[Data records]
▬▬▬

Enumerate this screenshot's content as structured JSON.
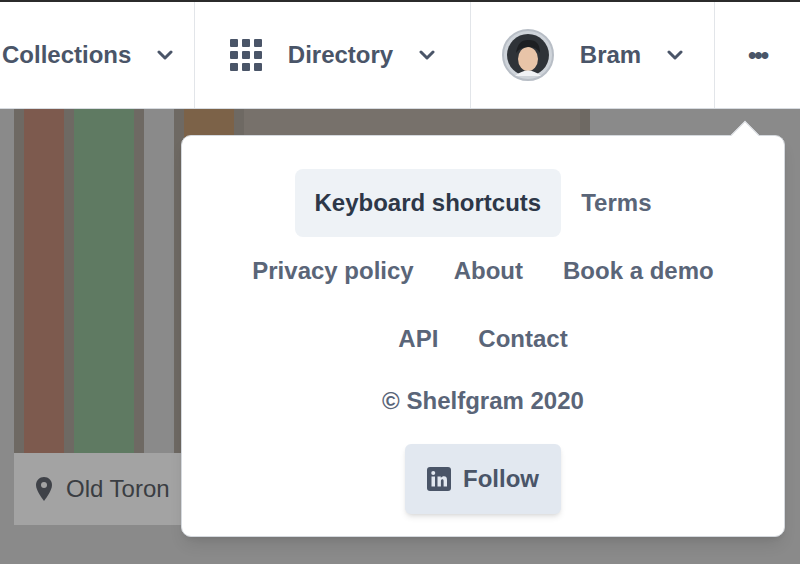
{
  "nav": {
    "items": [
      {
        "label": "Collections",
        "kind": "plain"
      },
      {
        "label": "Directory",
        "kind": "grid"
      },
      {
        "label": "Bram",
        "kind": "avatar"
      }
    ],
    "more": "•••"
  },
  "card": {
    "location": "Old Toron"
  },
  "menu": {
    "rows": [
      [
        {
          "label": "Keyboard shortcuts",
          "highlighted": true
        },
        {
          "label": "Terms",
          "highlighted": false
        }
      ],
      [
        {
          "label": "Privacy policy",
          "highlighted": false
        },
        {
          "label": "About",
          "highlighted": false
        },
        {
          "label": "Book a demo",
          "highlighted": false
        }
      ],
      [
        {
          "label": "API",
          "highlighted": false
        },
        {
          "label": "Contact",
          "highlighted": false
        }
      ]
    ],
    "copyright": "© Shelfgram 2020",
    "follow_button": "Follow"
  }
}
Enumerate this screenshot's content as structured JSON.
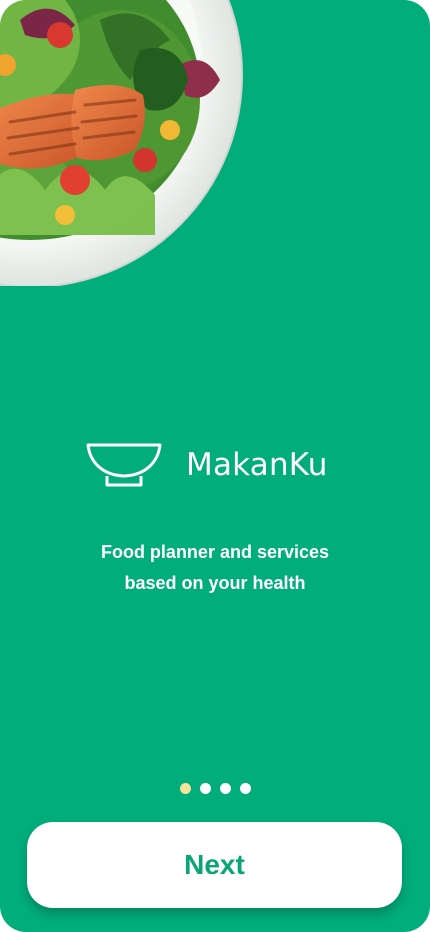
{
  "app": {
    "brand_name": "MakanKu",
    "logo_icon": "bowl-icon",
    "tagline_line1": "Food planner and services",
    "tagline_line2": "based on your health"
  },
  "hero": {
    "image": "salmon-salad-plate"
  },
  "pagination": {
    "total": 4,
    "active_index": 0
  },
  "actions": {
    "next_label": "Next"
  },
  "colors": {
    "background": "#00ad7b",
    "accent_dot": "#f7e39b",
    "button_text": "#0aa574",
    "button_bg": "#ffffff"
  }
}
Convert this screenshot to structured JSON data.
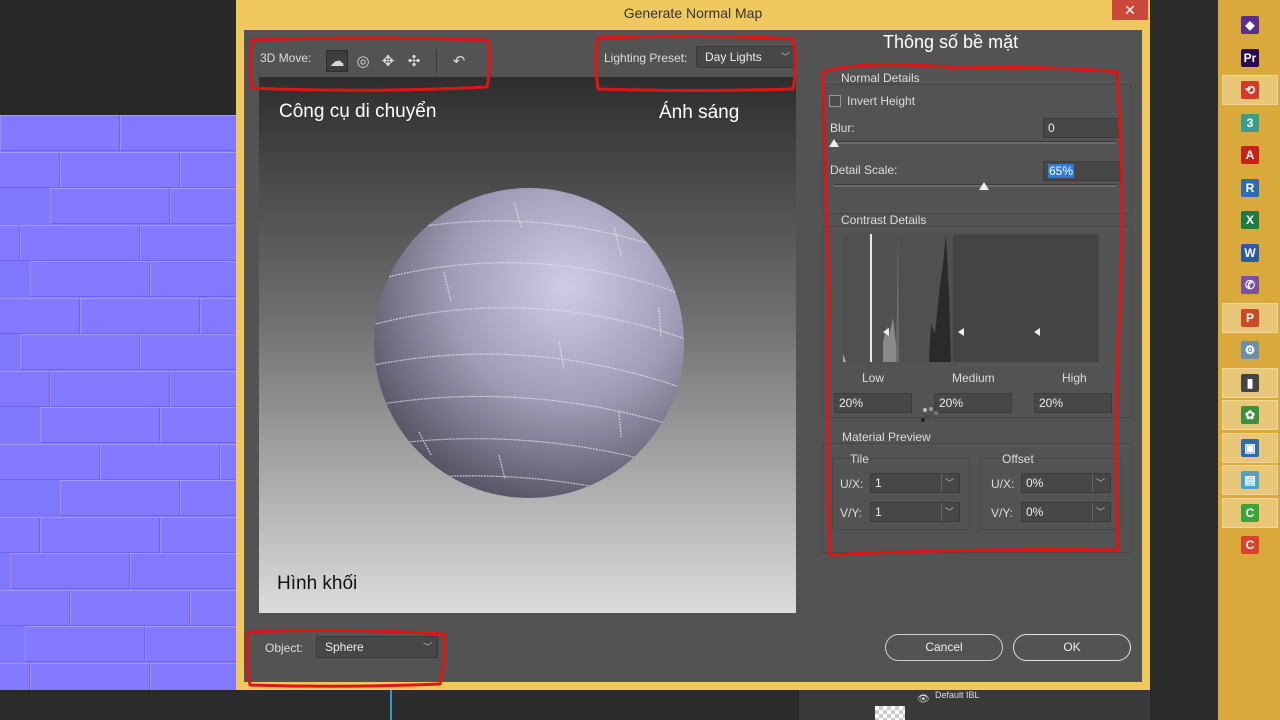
{
  "dialog": {
    "title": "Generate Normal Map",
    "close_symbol": "✕",
    "toolbar": {
      "move_label": "3D Move:",
      "tools": [
        {
          "name": "orbit-3d-camera-icon",
          "glyph": "☁"
        },
        {
          "name": "roll-3d-camera-icon",
          "glyph": "◎"
        },
        {
          "name": "pan-3d-camera-icon",
          "glyph": "✥"
        },
        {
          "name": "slide-3d-camera-icon",
          "glyph": "✣"
        },
        {
          "name": "reset-view-icon",
          "glyph": "↶"
        }
      ],
      "lighting_label": "Lighting Preset:",
      "lighting_value": "Day Lights"
    },
    "object_label": "Object:",
    "object_value": "Sphere",
    "panel": {
      "normal_details": {
        "title": "Normal Details",
        "invert_height_label": "Invert Height",
        "invert_height_checked": false,
        "blur_label": "Blur:",
        "blur_value": "0",
        "blur_level": 0,
        "detail_scale_label": "Detail Scale:",
        "detail_scale_value": "65%",
        "detail_scale_level": 0.65
      },
      "contrast_details": {
        "title": "Contrast Details",
        "low_label": "Low",
        "medium_label": "Medium",
        "high_label": "High",
        "low_value": "20%",
        "medium_value": "20%",
        "high_value": "20%"
      },
      "material_preview": {
        "title": "Material Preview",
        "tile_label": "Tile",
        "offset_label": "Offset",
        "ux_label": "U/X:",
        "vy_label": "V/Y:",
        "tile_ux": "1",
        "tile_vy": "1",
        "offset_ux": "0%",
        "offset_vy": "0%"
      }
    },
    "cancel_label": "Cancel",
    "ok_label": "OK"
  },
  "annotations": {
    "move_tools": "Công cụ di chuyển",
    "lighting": "Ánh sáng",
    "surface_params": "Thông số bề mặt",
    "shape": "Hình khối"
  },
  "layers_panel": {
    "eye_symbol": "👁",
    "layer_name": "Default IBL"
  },
  "dock": {
    "items": [
      {
        "name": "dock-app-vs-icon",
        "glyph": "◆",
        "color": "#5c2d91"
      },
      {
        "name": "dock-app-premiere-icon",
        "glyph": "Pr",
        "color": "#2a0b4d"
      },
      {
        "name": "dock-app-pdf-icon",
        "glyph": "⟲",
        "color": "#d23a2a"
      },
      {
        "name": "dock-app-3-icon",
        "glyph": "3",
        "color": "#3a9c8f"
      },
      {
        "name": "dock-app-acrobat-icon",
        "glyph": "A",
        "color": "#c8201b"
      },
      {
        "name": "dock-app-r-icon",
        "glyph": "R",
        "color": "#2d6bb5"
      },
      {
        "name": "dock-app-excel-icon",
        "glyph": "X",
        "color": "#1f7a43"
      },
      {
        "name": "dock-app-word-icon",
        "glyph": "W",
        "color": "#2b5aa8"
      },
      {
        "name": "dock-app-viber-icon",
        "glyph": "✆",
        "color": "#7b519d"
      },
      {
        "name": "dock-app-powerpoint-icon",
        "glyph": "P",
        "color": "#c94a24"
      },
      {
        "name": "dock-app-tool-icon",
        "glyph": "⚙",
        "color": "#6b8fa8"
      },
      {
        "name": "dock-app-phone-icon",
        "glyph": "▮",
        "color": "#444444"
      },
      {
        "name": "dock-app-paint-icon",
        "glyph": "✿",
        "color": "#3f8f3f"
      },
      {
        "name": "dock-app-photos-icon",
        "glyph": "▣",
        "color": "#2d6bb5"
      },
      {
        "name": "dock-app-notes-icon",
        "glyph": "▤",
        "color": "#4aa3c9"
      },
      {
        "name": "dock-app-camtasia-icon",
        "glyph": "C",
        "color": "#3aa43a"
      },
      {
        "name": "dock-app-camtasia-red-icon",
        "glyph": "C",
        "color": "#d9422b"
      }
    ]
  }
}
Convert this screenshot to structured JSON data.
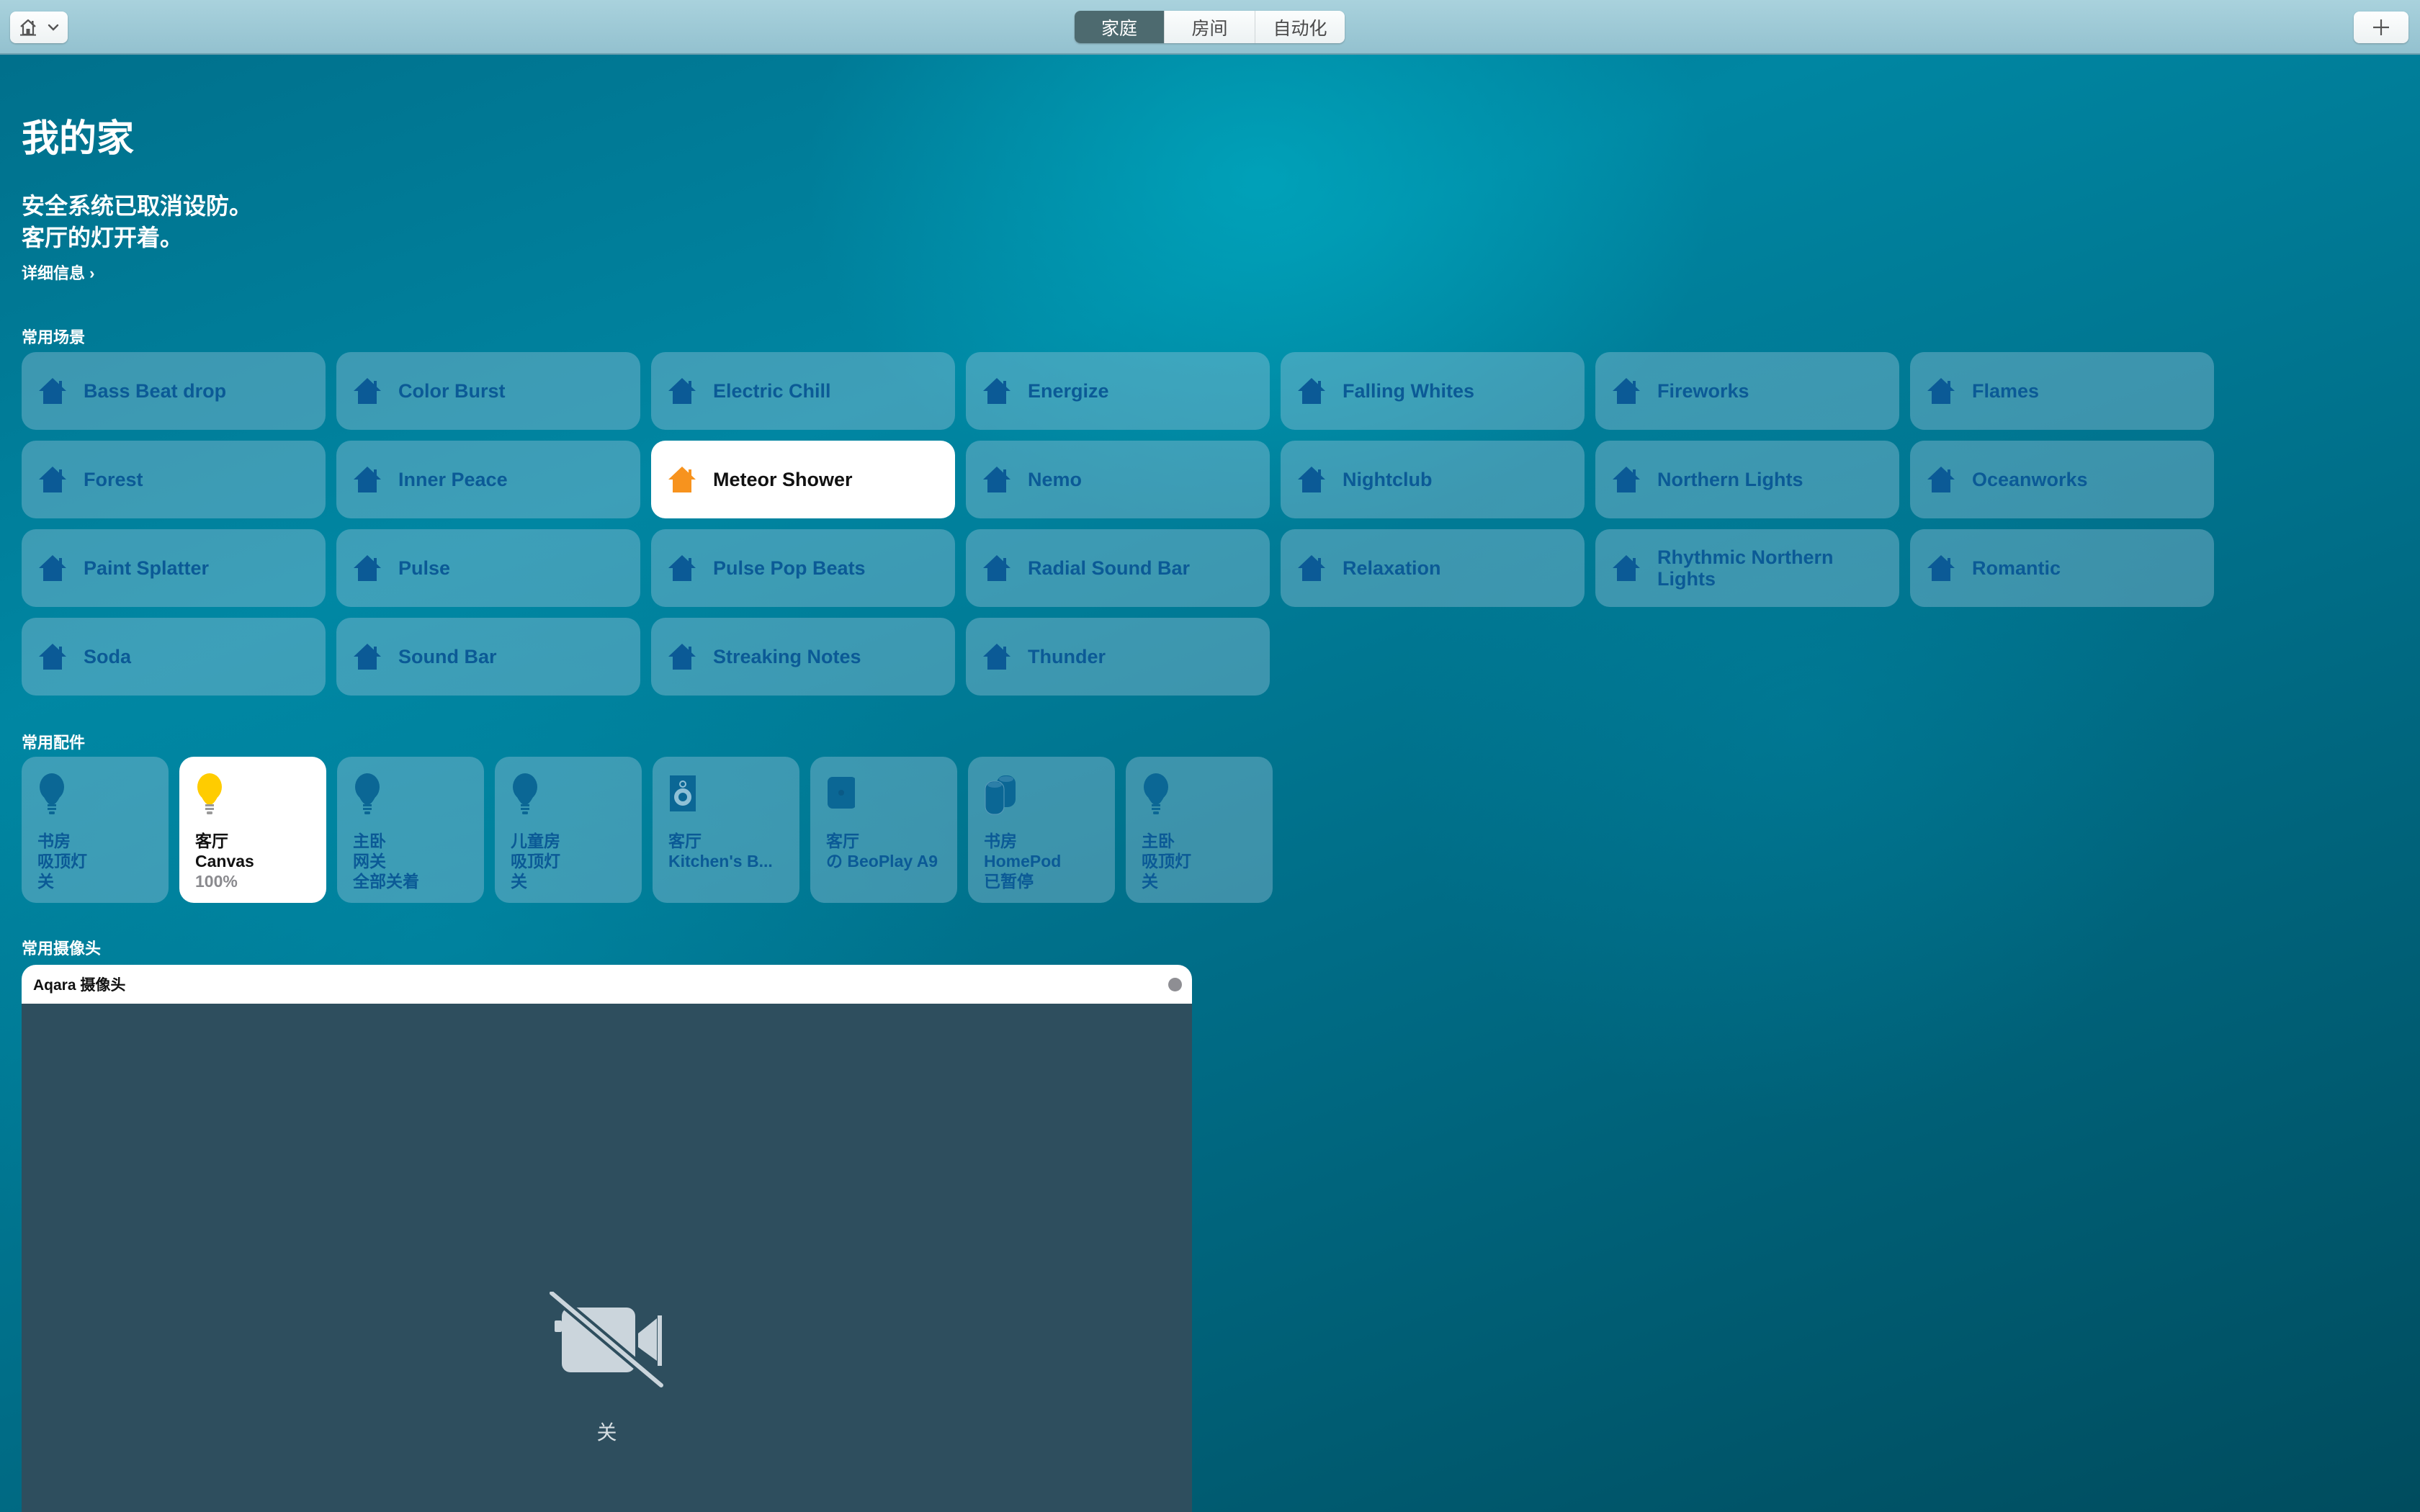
{
  "toolbar": {
    "home_menu_icon": "house-icon",
    "home_menu_chevron": "chevron-down-icon",
    "tabs": [
      {
        "label": "家庭",
        "active": true
      },
      {
        "label": "房间",
        "active": false
      },
      {
        "label": "自动化",
        "active": false
      }
    ],
    "add_icon": "plus-icon"
  },
  "header": {
    "title": "我的家",
    "status_lines": [
      "安全系统已取消设防。",
      "客厅的灯开着。"
    ],
    "details_link": "详细信息 ›"
  },
  "scenes": {
    "section_label": "常用场景",
    "items": [
      {
        "label": "Bass Beat drop",
        "on": false
      },
      {
        "label": "Color Burst",
        "on": false
      },
      {
        "label": "Electric Chill",
        "on": false
      },
      {
        "label": "Energize",
        "on": false
      },
      {
        "label": "Falling Whites",
        "on": false
      },
      {
        "label": "Fireworks",
        "on": false
      },
      {
        "label": "Flames",
        "on": false
      },
      {
        "label": "Forest",
        "on": false
      },
      {
        "label": "Inner Peace",
        "on": false
      },
      {
        "label": "Meteor Shower",
        "on": true
      },
      {
        "label": "Nemo",
        "on": false
      },
      {
        "label": "Nightclub",
        "on": false
      },
      {
        "label": "Northern Lights",
        "on": false
      },
      {
        "label": "Oceanworks",
        "on": false
      },
      {
        "label": "Paint Splatter",
        "on": false
      },
      {
        "label": "Pulse",
        "on": false
      },
      {
        "label": "Pulse Pop Beats",
        "on": false
      },
      {
        "label": "Radial Sound Bar",
        "on": false
      },
      {
        "label": "Relaxation",
        "on": false
      },
      {
        "label": "Rhythmic Northern Lights",
        "on": false
      },
      {
        "label": "Romantic",
        "on": false
      },
      {
        "label": "Soda",
        "on": false
      },
      {
        "label": "Sound Bar",
        "on": false
      },
      {
        "label": "Streaking Notes",
        "on": false
      },
      {
        "label": "Thunder",
        "on": false
      }
    ]
  },
  "accessories": {
    "section_label": "常用配件",
    "items": [
      {
        "room": "书房",
        "name": "吸顶灯",
        "status": "关",
        "icon": "lightbulb-icon",
        "on": false
      },
      {
        "room": "客厅",
        "name": "Canvas",
        "status": "100%",
        "icon": "lightbulb-icon",
        "on": true
      },
      {
        "room": "主卧",
        "name": "网关",
        "status": "全部关着",
        "icon": "lightbulb-icon",
        "on": false
      },
      {
        "room": "儿童房",
        "name": "吸顶灯",
        "status": "关",
        "icon": "lightbulb-icon",
        "on": false
      },
      {
        "room": "客厅",
        "name": "Kitchen's B...",
        "status": "",
        "icon": "speaker-icon",
        "on": false
      },
      {
        "room": "客厅",
        "name": "の BeoPlay A9",
        "status": "",
        "icon": "apple-tv-icon",
        "on": false
      },
      {
        "room": "书房",
        "name": "HomePod",
        "status": "已暂停",
        "icon": "homepod-icon",
        "on": false
      },
      {
        "room": "主卧",
        "name": "吸顶灯",
        "status": "关",
        "icon": "lightbulb-icon",
        "on": false
      }
    ]
  },
  "cameras": {
    "section_label": "常用摄像头",
    "items": [
      {
        "name": "Aqara 摄像头",
        "status": "关",
        "icon": "video-off-icon"
      }
    ]
  },
  "colors": {
    "scene_on_icon": "#f7931e",
    "scene_off_icon": "#0b5a96",
    "bulb_on": "#ffcc00",
    "active_tab": "#4d6a6f"
  }
}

▬▬▬

- **YOUR INSTRUCTIONS**
Where a line of the entries contains the word "true", copy that line.

- **CORRECT RESULT**
          "highlighted": true
        "active": true
        "on": true
        "on": true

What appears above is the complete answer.